Data records:
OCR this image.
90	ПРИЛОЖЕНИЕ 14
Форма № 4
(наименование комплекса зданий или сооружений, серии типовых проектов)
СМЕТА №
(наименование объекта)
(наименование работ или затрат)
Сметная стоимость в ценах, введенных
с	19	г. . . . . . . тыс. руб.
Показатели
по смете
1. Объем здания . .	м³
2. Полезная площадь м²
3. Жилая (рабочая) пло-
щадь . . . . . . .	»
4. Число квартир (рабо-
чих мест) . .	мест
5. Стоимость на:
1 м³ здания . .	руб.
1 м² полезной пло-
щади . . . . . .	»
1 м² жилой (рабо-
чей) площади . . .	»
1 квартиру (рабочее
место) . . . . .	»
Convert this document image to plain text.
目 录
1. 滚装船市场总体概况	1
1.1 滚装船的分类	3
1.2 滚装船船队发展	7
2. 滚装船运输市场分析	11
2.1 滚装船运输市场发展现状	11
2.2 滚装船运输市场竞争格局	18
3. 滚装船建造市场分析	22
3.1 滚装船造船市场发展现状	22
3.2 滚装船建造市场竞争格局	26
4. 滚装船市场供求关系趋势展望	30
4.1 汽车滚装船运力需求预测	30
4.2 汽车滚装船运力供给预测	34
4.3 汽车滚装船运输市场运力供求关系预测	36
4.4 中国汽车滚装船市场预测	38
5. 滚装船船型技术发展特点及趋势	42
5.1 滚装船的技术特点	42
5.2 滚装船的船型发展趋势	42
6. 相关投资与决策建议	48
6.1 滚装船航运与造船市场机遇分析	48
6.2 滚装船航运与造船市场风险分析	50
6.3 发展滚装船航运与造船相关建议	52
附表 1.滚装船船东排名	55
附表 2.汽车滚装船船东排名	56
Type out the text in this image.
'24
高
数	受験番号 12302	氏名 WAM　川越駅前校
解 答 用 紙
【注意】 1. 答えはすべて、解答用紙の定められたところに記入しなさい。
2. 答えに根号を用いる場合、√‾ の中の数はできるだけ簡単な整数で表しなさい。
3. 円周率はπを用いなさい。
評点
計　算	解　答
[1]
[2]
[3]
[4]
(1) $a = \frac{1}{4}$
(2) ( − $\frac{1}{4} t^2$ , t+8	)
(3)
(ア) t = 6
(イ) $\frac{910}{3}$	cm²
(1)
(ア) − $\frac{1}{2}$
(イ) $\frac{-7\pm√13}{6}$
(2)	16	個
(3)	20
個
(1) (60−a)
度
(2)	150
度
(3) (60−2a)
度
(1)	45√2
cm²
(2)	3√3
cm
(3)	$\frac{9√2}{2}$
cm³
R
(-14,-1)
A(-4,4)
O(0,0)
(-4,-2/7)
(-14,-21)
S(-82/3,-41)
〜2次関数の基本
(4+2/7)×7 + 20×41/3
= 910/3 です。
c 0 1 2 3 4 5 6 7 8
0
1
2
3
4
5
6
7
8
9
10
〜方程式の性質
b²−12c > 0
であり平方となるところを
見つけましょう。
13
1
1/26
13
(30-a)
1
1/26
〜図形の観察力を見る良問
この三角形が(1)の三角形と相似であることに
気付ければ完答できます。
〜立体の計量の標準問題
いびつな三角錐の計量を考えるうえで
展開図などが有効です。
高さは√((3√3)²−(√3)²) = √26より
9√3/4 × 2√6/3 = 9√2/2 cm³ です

[What is being asked]
Report all lines of the data above that include the string "frac".

[Final answer]
(1) $a = \frac{1}{4}$
(2) ( − $\frac{1}{4} t^2$ , t+8	)
(イ) $\frac{910}{3}$	cm²
(ア) − $\frac{1}{2}$
(イ) $\frac{-7\pm√13}{6}$
(3)	$\frac{9√2}{2}$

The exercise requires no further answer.